**Problem to solve**
Reproduce each line of the listing below verbatim, with no changes.

**Exercise materials**
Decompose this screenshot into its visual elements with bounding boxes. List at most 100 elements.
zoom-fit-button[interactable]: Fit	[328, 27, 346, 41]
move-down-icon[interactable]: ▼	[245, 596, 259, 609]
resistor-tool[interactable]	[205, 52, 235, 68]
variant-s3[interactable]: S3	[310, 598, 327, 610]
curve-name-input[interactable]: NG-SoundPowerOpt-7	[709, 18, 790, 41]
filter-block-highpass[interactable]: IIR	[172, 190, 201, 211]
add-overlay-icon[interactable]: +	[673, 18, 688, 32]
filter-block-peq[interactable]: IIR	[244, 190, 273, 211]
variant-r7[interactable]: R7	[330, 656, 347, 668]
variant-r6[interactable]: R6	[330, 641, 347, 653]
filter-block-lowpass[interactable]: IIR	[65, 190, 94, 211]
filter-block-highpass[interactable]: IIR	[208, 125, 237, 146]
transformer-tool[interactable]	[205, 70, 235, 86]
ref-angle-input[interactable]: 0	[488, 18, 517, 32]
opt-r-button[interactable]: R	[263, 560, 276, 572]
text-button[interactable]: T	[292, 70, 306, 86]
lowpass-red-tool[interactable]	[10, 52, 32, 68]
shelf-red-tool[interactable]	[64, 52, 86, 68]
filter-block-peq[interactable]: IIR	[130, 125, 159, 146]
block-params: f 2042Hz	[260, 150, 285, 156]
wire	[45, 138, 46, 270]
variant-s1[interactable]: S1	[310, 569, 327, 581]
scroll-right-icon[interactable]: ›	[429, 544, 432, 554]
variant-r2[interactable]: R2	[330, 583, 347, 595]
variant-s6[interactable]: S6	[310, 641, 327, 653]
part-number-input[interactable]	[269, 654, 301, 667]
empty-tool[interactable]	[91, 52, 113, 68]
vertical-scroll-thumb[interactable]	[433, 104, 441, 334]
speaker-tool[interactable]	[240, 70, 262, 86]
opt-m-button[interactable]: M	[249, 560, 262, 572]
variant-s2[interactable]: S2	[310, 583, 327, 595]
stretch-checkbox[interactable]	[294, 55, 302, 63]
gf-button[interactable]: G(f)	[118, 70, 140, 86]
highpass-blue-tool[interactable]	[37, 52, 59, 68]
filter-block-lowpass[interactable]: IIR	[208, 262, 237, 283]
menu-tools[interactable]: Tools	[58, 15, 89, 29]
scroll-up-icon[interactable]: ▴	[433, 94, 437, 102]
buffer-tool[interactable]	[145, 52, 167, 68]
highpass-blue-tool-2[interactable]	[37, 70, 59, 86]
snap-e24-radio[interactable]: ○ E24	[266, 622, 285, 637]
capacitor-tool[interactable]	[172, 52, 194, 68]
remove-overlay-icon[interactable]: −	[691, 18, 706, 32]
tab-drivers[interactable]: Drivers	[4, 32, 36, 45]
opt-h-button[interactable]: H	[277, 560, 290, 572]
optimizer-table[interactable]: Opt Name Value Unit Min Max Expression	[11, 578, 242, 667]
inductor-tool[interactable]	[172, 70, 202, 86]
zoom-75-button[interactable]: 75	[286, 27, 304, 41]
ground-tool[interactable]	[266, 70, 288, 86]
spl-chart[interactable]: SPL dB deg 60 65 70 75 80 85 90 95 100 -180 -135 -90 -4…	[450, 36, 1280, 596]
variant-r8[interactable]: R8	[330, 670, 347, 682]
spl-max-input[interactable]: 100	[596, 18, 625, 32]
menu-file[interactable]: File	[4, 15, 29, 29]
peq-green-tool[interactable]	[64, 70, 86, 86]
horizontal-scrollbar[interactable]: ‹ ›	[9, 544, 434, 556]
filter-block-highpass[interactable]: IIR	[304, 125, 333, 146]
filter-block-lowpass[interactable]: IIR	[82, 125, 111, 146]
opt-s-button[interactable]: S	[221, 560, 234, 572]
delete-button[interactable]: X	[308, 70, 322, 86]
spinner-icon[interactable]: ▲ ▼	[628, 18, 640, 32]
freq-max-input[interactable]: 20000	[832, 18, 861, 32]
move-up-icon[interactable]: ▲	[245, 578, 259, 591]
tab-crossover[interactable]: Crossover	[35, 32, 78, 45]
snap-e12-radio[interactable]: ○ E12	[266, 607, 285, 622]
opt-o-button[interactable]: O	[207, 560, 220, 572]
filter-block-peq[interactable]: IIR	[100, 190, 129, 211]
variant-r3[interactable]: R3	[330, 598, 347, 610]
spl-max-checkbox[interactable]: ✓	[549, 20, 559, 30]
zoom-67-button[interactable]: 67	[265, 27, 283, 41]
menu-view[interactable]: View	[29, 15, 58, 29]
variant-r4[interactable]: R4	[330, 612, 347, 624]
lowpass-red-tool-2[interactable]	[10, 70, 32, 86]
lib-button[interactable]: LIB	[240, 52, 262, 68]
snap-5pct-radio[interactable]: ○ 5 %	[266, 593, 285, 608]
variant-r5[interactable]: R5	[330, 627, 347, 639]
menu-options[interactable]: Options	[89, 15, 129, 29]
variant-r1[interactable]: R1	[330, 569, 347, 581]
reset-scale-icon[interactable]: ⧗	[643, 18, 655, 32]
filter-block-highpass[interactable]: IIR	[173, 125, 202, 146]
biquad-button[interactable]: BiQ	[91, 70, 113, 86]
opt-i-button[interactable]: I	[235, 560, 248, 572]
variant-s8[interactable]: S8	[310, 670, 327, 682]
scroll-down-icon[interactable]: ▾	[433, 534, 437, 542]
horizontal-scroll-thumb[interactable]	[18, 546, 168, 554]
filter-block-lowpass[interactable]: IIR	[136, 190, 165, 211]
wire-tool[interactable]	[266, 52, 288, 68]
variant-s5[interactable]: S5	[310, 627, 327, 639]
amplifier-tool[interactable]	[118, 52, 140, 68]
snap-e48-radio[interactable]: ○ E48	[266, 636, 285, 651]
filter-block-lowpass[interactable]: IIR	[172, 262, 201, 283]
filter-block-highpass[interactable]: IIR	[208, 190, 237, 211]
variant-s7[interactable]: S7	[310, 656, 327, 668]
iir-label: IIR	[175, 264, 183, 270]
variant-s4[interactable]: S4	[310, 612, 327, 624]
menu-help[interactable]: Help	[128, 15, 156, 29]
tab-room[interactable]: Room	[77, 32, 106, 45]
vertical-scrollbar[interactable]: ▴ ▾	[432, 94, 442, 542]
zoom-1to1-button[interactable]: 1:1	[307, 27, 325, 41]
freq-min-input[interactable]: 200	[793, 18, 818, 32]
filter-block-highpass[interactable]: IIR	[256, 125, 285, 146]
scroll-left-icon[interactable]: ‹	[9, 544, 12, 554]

**Solved problem**
Decompose this screenshot into its visual elements with bounding boxes. List at most 100 elements.
zoom-fit-button[interactable]: Fit	[328, 27, 346, 41]
move-down-icon[interactable]: ▼	[245, 596, 259, 609]
resistor-tool[interactable]	[205, 52, 235, 68]
variant-s3[interactable]: S3	[310, 598, 327, 610]
curve-name-input[interactable]: NG-SoundPowerOpt-7	[709, 18, 790, 41]
filter-block-highpass[interactable]: IIR	[172, 190, 201, 211]
add-overlay-icon[interactable]: +	[673, 18, 688, 32]
filter-block-peq[interactable]: IIR	[244, 190, 273, 211]
variant-r7[interactable]: R7	[330, 656, 347, 668]
variant-r6[interactable]: R6	[330, 641, 347, 653]
filter-block-lowpass[interactable]: IIR	[65, 190, 94, 211]
filter-block-highpass[interactable]: IIR	[208, 125, 237, 146]
transformer-tool[interactable]	[205, 70, 235, 86]
ref-angle-input[interactable]: 0	[488, 18, 517, 32]
opt-r-button[interactable]: R	[263, 560, 276, 572]
text-button[interactable]: T	[292, 70, 306, 86]
lowpass-red-tool[interactable]	[10, 52, 32, 68]
shelf-red-tool[interactable]	[64, 52, 86, 68]
filter-block-peq[interactable]: IIR	[130, 125, 159, 146]
block-params: f 2042Hz	[260, 150, 285, 156]
wire	[45, 138, 46, 270]
variant-s1[interactable]: S1	[310, 569, 327, 581]
scroll-right-icon[interactable]: ›	[429, 544, 432, 554]
variant-r2[interactable]: R2	[330, 583, 347, 595]
variant-s6[interactable]: S6	[310, 641, 327, 653]
part-number-input[interactable]	[269, 654, 301, 667]
empty-tool[interactable]	[91, 52, 113, 68]
vertical-scroll-thumb[interactable]	[433, 104, 441, 334]
speaker-tool[interactable]	[240, 70, 262, 86]
opt-m-button[interactable]: M	[249, 560, 262, 572]
variant-s2[interactable]: S2	[310, 583, 327, 595]
stretch-checkbox[interactable]	[294, 55, 302, 63]
gf-button[interactable]: G(f)	[118, 70, 140, 86]
highpass-blue-tool[interactable]	[37, 52, 59, 68]
filter-block-lowpass[interactable]: IIR	[208, 262, 237, 283]
menu-tools[interactable]: Tools	[58, 15, 89, 29]
scroll-up-icon[interactable]: ▴	[433, 94, 437, 102]
buffer-tool[interactable]	[145, 52, 167, 68]
highpass-blue-tool-2[interactable]	[37, 70, 59, 86]
snap-e24-radio[interactable]: ○ E24	[266, 622, 285, 637]
capacitor-tool[interactable]	[172, 52, 194, 68]
remove-overlay-icon[interactable]: −	[691, 18, 706, 32]
tab-drivers[interactable]: Drivers	[4, 32, 36, 45]
opt-h-button[interactable]: H	[277, 560, 290, 572]
optimizer-table[interactable]: Opt Name Value Unit Min Max Expression	[11, 578, 242, 667]
inductor-tool[interactable]	[172, 70, 202, 86]
zoom-75-button[interactable]: 75	[286, 27, 304, 41]
ground-tool[interactable]	[266, 70, 288, 86]
spl-chart[interactable]: SPL dB deg 60 65 70 75 80 85 90 95 100 -180 -135 -90 -4…	[450, 36, 1280, 596]
variant-r8[interactable]: R8	[330, 670, 347, 682]
spl-max-input[interactable]: 100	[596, 18, 625, 32]
menu-file[interactable]: File	[4, 15, 29, 29]
peq-green-tool[interactable]	[64, 70, 86, 86]
horizontal-scrollbar[interactable]: ‹ ›	[9, 544, 434, 556]
filter-block-highpass[interactable]: IIR	[304, 125, 333, 146]
filter-block-lowpass[interactable]: IIR	[82, 125, 111, 146]
opt-s-button[interactable]: S	[221, 560, 234, 572]
delete-button[interactable]: X	[308, 70, 322, 86]
spinner-icon[interactable]: ▲ ▼	[628, 18, 640, 32]
freq-max-input[interactable]: 20000	[832, 18, 861, 32]
move-up-icon[interactable]: ▲	[245, 578, 259, 591]
tab-crossover[interactable]: Crossover	[35, 32, 78, 45]
snap-e12-radio[interactable]: ○ E12	[266, 607, 285, 622]
opt-o-button[interactable]: O	[207, 560, 220, 572]
filter-block-peq[interactable]: IIR	[100, 190, 129, 211]
variant-r3[interactable]: R3	[330, 598, 347, 610]
spl-max-checkbox[interactable]: ✓	[549, 20, 559, 30]
zoom-67-button[interactable]: 67	[265, 27, 283, 41]
menu-view[interactable]: View	[29, 15, 58, 29]
variant-r4[interactable]: R4	[330, 612, 347, 624]
lowpass-red-tool-2[interactable]	[10, 70, 32, 86]
lib-button[interactable]: LIB	[240, 52, 262, 68]
snap-5pct-radio[interactable]: ○ 5 %	[266, 593, 285, 608]
variant-r5[interactable]: R5	[330, 627, 347, 639]
menu-options[interactable]: Options	[89, 15, 129, 29]
variant-r1[interactable]: R1	[330, 569, 347, 581]
reset-scale-icon[interactable]: ⧗	[643, 18, 655, 32]
filter-block-highpass[interactable]: IIR	[173, 125, 202, 146]
biquad-button[interactable]: BiQ	[91, 70, 113, 86]
opt-i-button[interactable]: I	[235, 560, 248, 572]
variant-s8[interactable]: S8	[310, 670, 327, 682]
scroll-down-icon[interactable]: ▾	[433, 534, 437, 542]
horizontal-scroll-thumb[interactable]	[18, 546, 168, 554]
filter-block-lowpass[interactable]: IIR	[136, 190, 165, 211]
wire-tool[interactable]	[266, 52, 288, 68]
variant-s5[interactable]: S5	[310, 627, 327, 639]
amplifier-tool[interactable]	[118, 52, 140, 68]
snap-e48-radio[interactable]: ○ E48	[266, 636, 285, 651]
filter-block-lowpass[interactable]: IIR	[172, 262, 201, 283]
filter-block-highpass[interactable]: IIR	[208, 190, 237, 211]
variant-s7[interactable]: S7	[310, 656, 327, 668]
iir-label: IIR	[175, 264, 183, 270]
variant-s4[interactable]: S4	[310, 612, 327, 624]
menu-help[interactable]: Help	[128, 15, 156, 29]
tab-room[interactable]: Room	[77, 32, 106, 45]
vertical-scrollbar[interactable]: ▴ ▾	[432, 94, 442, 542]
zoom-1to1-button[interactable]: 1:1	[307, 27, 325, 41]
freq-min-input[interactable]: 200	[793, 18, 818, 32]
filter-block-highpass[interactable]: IIR	[256, 125, 285, 146]
scroll-left-icon[interactable]: ‹	[9, 544, 12, 554]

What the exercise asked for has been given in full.